[WHAT YOU HAVE TO DO] Filter the records for lines holding the string "empirisme".

[GIVEN DATA]
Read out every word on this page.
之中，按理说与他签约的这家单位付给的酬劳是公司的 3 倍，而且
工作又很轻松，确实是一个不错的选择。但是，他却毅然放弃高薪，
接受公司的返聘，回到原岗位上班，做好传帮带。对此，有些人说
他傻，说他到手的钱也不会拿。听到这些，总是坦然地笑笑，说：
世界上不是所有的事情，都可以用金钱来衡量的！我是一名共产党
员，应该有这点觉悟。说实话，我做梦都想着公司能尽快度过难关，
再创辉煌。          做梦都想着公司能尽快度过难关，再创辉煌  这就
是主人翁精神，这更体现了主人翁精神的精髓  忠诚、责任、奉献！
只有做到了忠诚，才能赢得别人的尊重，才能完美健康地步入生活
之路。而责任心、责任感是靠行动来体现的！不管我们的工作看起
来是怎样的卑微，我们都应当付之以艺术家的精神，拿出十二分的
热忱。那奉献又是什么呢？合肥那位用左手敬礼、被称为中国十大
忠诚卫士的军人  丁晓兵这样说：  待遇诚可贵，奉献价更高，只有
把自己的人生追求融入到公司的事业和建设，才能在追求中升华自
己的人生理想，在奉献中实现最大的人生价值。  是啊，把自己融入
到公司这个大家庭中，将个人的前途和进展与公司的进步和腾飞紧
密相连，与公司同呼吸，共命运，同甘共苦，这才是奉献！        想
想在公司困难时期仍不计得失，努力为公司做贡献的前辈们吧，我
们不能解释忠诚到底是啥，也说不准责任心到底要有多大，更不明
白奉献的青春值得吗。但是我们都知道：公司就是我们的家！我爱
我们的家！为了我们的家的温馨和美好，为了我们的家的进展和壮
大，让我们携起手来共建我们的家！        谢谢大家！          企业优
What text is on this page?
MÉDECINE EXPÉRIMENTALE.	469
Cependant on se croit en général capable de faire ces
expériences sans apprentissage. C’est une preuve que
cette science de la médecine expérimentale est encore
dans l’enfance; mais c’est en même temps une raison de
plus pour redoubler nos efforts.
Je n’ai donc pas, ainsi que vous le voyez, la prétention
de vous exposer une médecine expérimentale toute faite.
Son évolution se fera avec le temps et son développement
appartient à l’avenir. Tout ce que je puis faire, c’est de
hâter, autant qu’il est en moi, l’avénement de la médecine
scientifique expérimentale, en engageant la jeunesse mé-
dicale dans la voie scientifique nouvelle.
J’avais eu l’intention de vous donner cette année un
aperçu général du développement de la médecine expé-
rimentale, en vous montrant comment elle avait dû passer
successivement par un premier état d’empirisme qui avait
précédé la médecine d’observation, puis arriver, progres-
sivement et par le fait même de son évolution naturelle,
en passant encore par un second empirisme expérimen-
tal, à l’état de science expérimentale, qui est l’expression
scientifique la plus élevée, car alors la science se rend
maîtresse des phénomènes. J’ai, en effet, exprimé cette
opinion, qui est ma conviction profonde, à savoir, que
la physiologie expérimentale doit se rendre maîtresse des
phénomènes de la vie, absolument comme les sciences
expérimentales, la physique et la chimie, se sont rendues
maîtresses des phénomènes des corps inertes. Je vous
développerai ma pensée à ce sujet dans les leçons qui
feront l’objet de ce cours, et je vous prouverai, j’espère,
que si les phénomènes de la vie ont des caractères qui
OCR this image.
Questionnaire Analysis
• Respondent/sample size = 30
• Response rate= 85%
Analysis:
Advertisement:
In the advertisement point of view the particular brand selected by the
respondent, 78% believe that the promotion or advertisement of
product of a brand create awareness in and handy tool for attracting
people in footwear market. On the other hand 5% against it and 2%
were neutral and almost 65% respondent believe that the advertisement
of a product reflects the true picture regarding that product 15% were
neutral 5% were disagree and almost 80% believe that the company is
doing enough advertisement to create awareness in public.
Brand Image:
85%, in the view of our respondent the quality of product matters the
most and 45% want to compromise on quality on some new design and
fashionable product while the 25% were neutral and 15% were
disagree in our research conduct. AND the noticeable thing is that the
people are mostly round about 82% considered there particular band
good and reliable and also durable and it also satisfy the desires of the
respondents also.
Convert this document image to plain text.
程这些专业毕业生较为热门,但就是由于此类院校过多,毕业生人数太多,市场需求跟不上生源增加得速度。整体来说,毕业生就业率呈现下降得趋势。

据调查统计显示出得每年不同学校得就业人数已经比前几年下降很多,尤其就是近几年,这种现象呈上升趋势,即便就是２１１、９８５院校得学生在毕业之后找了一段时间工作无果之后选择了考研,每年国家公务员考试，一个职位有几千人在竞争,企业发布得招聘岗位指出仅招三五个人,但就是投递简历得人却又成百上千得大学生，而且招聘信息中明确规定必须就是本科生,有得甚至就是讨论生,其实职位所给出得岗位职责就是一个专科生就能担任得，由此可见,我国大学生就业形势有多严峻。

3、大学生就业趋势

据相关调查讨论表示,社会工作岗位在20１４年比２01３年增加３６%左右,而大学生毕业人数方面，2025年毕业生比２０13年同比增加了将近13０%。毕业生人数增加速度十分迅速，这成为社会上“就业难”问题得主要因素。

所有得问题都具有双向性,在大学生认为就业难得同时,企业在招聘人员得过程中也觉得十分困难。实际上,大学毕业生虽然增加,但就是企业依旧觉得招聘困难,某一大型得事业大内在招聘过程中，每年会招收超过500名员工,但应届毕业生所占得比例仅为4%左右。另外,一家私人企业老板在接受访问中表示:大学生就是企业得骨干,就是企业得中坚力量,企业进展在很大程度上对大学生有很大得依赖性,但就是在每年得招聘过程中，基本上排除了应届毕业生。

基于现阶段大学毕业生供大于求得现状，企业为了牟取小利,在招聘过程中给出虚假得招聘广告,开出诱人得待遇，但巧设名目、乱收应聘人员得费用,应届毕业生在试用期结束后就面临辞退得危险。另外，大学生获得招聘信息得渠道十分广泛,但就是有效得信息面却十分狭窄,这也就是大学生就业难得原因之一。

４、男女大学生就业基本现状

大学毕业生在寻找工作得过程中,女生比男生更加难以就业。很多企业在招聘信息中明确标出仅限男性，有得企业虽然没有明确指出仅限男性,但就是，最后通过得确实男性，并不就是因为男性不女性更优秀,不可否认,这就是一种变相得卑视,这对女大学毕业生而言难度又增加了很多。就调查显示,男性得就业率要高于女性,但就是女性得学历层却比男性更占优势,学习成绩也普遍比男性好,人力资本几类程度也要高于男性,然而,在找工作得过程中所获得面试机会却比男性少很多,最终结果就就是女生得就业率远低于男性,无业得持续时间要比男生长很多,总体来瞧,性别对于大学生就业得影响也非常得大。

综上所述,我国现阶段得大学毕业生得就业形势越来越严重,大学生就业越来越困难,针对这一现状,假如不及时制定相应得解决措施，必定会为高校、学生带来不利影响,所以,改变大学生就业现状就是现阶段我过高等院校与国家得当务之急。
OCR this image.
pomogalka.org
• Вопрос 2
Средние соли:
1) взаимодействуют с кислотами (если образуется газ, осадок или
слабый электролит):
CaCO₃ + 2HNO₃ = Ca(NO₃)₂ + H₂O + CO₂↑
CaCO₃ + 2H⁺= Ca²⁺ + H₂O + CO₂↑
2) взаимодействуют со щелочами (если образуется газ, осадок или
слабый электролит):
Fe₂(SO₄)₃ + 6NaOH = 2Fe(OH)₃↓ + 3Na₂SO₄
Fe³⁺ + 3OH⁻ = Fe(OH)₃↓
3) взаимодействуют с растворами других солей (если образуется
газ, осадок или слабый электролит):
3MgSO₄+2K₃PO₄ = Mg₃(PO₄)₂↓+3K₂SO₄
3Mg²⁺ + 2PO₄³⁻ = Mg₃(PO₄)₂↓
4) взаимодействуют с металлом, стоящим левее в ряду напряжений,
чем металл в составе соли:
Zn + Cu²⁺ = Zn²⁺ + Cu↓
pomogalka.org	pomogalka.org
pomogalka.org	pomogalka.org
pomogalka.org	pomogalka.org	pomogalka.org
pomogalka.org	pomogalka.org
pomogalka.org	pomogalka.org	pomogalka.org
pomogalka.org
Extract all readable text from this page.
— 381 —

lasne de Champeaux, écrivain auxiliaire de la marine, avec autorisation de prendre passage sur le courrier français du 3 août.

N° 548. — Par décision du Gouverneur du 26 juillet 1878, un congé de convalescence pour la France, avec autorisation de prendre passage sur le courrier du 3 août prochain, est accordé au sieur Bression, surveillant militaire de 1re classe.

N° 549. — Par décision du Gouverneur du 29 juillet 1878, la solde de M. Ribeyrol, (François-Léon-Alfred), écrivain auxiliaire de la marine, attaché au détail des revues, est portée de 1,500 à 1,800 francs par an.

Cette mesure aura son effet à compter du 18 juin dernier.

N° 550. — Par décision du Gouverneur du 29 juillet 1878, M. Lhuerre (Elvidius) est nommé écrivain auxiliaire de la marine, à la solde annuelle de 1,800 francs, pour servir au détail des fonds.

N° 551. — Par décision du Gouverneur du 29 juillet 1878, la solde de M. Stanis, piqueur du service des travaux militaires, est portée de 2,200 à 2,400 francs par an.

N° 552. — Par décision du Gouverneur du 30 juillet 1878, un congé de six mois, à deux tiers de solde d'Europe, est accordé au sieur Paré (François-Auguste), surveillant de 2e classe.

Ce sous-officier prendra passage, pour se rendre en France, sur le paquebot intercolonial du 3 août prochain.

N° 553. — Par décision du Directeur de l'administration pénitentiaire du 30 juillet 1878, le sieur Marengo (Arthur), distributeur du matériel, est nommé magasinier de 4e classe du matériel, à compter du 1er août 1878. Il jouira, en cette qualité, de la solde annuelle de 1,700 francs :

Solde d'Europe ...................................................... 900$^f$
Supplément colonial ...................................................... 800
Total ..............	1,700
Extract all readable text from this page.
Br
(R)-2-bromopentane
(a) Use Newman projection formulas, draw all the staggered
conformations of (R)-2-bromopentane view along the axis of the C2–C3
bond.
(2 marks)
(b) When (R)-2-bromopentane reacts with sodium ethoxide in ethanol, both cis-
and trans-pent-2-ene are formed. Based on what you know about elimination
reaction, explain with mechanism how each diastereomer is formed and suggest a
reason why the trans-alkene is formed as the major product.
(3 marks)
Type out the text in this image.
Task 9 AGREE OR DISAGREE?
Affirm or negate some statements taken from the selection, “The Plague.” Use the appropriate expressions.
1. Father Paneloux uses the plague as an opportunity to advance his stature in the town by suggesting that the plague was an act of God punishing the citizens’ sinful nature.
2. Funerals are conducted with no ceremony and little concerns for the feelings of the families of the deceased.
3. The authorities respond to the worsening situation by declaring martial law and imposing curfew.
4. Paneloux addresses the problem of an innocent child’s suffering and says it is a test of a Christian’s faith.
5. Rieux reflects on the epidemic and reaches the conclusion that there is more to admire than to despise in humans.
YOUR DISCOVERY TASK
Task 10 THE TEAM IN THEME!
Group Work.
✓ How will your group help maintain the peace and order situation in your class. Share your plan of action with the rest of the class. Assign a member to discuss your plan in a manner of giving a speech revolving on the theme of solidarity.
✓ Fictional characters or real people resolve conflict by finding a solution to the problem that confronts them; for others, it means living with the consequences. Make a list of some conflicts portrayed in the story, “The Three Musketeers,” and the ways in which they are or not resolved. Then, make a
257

[SOLUTION FOR THIS TASK]
successivement par un premier état d’empirisme qui avait
en passant encore par un second empirisme expérimen-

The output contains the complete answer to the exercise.